SUPPLIED PASSAGE:
-- Start --
At the sentencing hearing, Kelly conceded that the use of another's social security number created a potential for harm to that individual. Nonetheless, Kelly argued that the § 2B1.1(b)(9)(C)(i) enhancement applied only if the loan was in the name of the individual whose social security number was stolen. Kelly stressed the fact that he was trying to get a home loan for himself, not run a scam and split with the money. In the alternative, Kelly argued that, under the 1998 Sentencing Guidelines, the enhancement for more than minimal planning was not appropriate because the facts presented a simple case. The government supported the use of the 1998 Sentencing Guidelines due to ex post facto concerns. Specifically, the government contended that the use of the 2002 Sentencing Guidelines would require the enhancement proscribed in § 2B1.1(b)(9)(C)(i) as a result of the commentary background to § 2B1.1 and application notes 7(C)(i), 7(C)(ii), and 9 for that guideline section. The § 2B1.1(b)(9)(C)(i) enhancement would have put Kelly in a higher guideline range than would be applicable under the 1998 Sentencing Guidelines, even with the enhancement for more than minimal planning.

9

In finding that the 1998 Sentencing Guidelines applied, the district court rejected Kelly's attempt to prevent the application of § 2B1.1(b)(9)(C)(i) on the basis that Kelly used his own name rather than the name of the individual whose social security number he appropriated. According to the district court, the commentary application notes and the commentary background made clear that the enhancement would apply under the facts of the case at bar. The district court explained that even if the name was not used, there would still be harm to the credit of the person whose social security number was used. The district court found that the minimum offense level of 12 would apply in Williams's case.

10

On or about July 3, 2002, Ward entered a plea admitting to the use of the social security number of Allison Campbell and to making a false statement to a department of the United States. Unlike Williams and Kelly, Ward urged the district court to depart downward from the applicable guideline range by contending that her family circumstances were extraordinary, her criminal conduct was aberrant behavior, and she was less culpable than some of the other co-defendants. The government responded by asking the district court to recognize that the four-level enhancement received by the organizer of the activity provided adequate consideration for the difference between their roles in the criminal conduct. The government also noted that the conduct occurred over a two-year period and that Ward's lack of criminal history was already taken into account in determining the guideline range.
-- End --
SUPPLIED RECORDS:
-- Start --
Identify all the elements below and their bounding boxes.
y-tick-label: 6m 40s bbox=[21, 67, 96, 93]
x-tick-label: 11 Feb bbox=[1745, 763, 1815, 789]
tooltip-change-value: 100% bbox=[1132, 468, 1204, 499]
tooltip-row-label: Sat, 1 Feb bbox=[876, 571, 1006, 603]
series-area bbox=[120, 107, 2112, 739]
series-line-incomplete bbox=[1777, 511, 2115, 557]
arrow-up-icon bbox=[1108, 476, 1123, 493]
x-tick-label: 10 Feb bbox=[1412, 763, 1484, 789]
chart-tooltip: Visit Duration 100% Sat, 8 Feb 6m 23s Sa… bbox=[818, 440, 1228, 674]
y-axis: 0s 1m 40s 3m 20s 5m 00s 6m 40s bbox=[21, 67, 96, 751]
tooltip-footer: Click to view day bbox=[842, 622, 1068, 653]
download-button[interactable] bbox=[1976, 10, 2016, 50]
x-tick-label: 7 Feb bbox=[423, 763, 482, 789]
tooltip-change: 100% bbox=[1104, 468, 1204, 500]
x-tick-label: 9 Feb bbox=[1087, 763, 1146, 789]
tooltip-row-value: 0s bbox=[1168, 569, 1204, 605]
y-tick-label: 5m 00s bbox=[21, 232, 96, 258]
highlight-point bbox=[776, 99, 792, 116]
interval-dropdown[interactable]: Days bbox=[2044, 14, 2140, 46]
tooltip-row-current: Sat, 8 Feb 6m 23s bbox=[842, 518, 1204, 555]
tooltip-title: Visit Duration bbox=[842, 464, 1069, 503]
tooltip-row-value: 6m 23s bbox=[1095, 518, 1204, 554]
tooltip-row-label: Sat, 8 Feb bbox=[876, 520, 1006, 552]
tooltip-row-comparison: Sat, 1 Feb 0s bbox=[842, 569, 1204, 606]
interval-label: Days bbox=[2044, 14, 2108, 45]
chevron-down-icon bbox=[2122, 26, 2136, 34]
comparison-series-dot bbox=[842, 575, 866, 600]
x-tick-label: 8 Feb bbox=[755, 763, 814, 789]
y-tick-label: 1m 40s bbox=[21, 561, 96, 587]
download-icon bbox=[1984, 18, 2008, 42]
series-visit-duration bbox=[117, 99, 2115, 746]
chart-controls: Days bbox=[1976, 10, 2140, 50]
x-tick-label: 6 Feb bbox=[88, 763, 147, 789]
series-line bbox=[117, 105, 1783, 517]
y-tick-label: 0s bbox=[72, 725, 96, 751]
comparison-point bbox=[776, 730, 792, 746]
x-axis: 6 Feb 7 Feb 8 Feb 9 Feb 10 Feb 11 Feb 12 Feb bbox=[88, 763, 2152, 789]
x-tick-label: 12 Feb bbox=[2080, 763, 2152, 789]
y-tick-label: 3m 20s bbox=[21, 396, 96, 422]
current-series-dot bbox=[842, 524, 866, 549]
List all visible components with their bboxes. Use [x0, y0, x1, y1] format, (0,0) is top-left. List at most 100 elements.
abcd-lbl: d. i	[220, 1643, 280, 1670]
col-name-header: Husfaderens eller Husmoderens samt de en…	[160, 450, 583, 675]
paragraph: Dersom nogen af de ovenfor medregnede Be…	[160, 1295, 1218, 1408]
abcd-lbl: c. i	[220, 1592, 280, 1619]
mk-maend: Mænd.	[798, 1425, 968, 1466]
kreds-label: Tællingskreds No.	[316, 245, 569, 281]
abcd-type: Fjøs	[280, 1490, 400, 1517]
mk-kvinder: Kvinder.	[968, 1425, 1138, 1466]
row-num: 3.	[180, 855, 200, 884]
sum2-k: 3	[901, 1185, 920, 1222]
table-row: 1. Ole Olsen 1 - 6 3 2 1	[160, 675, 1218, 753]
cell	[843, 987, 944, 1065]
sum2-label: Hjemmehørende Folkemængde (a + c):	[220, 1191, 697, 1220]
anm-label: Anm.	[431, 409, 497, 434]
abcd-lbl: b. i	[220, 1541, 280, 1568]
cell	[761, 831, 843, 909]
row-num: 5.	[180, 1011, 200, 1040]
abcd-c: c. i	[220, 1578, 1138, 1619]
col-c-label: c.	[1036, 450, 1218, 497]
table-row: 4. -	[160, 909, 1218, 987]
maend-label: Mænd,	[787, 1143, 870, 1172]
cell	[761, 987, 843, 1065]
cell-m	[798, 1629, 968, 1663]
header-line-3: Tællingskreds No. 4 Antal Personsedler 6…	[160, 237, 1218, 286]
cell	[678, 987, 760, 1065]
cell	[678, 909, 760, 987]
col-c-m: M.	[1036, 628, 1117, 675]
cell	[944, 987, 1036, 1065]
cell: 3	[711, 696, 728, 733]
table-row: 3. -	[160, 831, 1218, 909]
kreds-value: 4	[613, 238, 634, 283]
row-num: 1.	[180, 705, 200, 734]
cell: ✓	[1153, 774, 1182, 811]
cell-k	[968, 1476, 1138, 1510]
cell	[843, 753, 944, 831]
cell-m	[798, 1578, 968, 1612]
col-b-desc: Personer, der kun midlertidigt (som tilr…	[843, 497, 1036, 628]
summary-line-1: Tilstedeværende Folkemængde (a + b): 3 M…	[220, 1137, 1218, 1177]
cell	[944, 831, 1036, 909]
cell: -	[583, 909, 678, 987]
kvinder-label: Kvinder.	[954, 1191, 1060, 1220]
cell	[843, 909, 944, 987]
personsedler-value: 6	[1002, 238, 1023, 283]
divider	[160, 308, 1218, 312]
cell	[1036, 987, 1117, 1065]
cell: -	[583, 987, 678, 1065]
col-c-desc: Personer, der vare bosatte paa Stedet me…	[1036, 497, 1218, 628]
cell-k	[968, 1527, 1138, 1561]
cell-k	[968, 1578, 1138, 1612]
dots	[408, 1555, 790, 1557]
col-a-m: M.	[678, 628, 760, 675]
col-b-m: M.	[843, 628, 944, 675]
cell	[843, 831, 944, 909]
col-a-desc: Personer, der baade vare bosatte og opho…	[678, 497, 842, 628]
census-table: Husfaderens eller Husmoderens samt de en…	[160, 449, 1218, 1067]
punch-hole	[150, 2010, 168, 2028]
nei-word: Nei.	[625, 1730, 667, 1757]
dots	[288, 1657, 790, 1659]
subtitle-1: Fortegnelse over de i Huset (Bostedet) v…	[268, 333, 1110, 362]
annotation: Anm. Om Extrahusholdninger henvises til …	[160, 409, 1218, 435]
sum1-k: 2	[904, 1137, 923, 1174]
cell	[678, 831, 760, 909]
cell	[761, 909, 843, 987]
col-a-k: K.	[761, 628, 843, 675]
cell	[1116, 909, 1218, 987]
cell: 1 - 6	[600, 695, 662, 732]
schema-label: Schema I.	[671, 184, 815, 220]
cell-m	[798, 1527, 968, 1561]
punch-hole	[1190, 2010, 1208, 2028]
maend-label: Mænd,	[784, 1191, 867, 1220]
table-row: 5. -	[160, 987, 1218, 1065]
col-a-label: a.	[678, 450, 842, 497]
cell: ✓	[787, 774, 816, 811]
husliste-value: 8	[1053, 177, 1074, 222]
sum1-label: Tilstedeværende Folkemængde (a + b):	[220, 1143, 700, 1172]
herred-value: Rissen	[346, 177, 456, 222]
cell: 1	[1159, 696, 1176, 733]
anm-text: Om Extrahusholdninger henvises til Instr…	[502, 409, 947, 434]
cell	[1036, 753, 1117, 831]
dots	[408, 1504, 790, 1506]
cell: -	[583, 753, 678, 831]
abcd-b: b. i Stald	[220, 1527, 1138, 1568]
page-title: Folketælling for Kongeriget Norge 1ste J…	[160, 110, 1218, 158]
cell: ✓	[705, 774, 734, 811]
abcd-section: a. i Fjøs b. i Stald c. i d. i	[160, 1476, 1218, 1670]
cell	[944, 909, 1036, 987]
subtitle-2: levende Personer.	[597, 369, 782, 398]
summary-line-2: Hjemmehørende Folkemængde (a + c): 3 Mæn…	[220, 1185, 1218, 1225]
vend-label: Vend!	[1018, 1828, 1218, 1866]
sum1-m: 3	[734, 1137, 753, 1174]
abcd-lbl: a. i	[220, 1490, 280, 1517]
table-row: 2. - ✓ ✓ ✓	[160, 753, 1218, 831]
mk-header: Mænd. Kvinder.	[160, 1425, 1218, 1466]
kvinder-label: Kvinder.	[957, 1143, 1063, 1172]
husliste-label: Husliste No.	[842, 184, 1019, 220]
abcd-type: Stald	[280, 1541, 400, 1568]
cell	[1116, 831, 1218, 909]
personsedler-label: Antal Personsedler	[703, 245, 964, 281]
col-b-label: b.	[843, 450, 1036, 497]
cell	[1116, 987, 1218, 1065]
-- End --
WORK TO DO:
**a.** In the sentencing passage, copy the text exactly, beginning at the words "In finding that" and stopping after the words "in Williams's case.".
**b.** According to the sentencing passage, why did the government favor using the 1998 Sentencing Guidelines for Kelly? Answer in one to three sentences.
**c.** Resume the sentencing passage from the point where it stops.

EXPECTED RESPONSES:
**a.**
In finding that the 1998 Sentencing Guidelines applied, the district court rejected Kelly's attempt to prevent the application of § 2B1.1(b)(9)(C)(i) on the basis that Kelly used his own name rather than the name of the individual whose social security number he appropriated. According to the district court, the commentary application notes and the commentary background made clear that the enhancement would apply under the facts of the case at bar. The district court explained that even if the name was not used, there would still be harm to the credit of the person whose social security number was used. The district court found that the minimum offense level of 12 would apply in Williams's case.

**b.** The government cited ex post facto concerns. Under the 2002 Guidelines, the commentary background and application notes would require the § 2B1.1(b)(9)(C)(i) enhancement. That enhancement would have put Kelly in a higher guideline range than the 1998 Guidelines would, even with the enhancement for more than minimal planning.

**c.**
11

The district court found that the facts of Ward's case did not support a downward departure. In reaching its decision, the district court found that: Ward's family responsibilities were not so extraordinary as to suggest the need for a downward departure; the importance of payment of restitution did not override the need to serve a term of imprisonment; Ward was more culpable than the individual defendants who applied for loans themselves due to her integral role in the transactions; and the conduct was too repeated and extensive in terms of the period of time in order to constitute aberrant behavior. Further, the district court found that the aggregation of circumstances and factors was not sufficient to take the case "out of the heartland" and thereby justify a downward departure.

II. DISCUSSION

12

In reviewing a district court's application of the Sentencing Guidelines, we "accept the findings of fact of the district court unless they are clearly erroneous and ... give due deference to the district court's application of the guidelines to the facts." 18 U.S.C. § 3742(e). In light of Buford v. United States, 532 U.S. 59, 63-66, 121 S.Ct. 1276, 149 L.Ed.2d 197 (2001), this court has held that our standard of review of a district court's application of provisions of the Sentencing Guidelines to the facts should be treated deferentially and should not be disturbed unless clearly erroneous. United States v. Jackson-Randolph, 282 F.3d 369, 389-90 (6th Cir. 2002) (holding that the Supreme Court's reasoning in Buford leads to the use of a deferential standard of review in the application of the Sentencing Guidelines under circumstances involving fact-bound determinations).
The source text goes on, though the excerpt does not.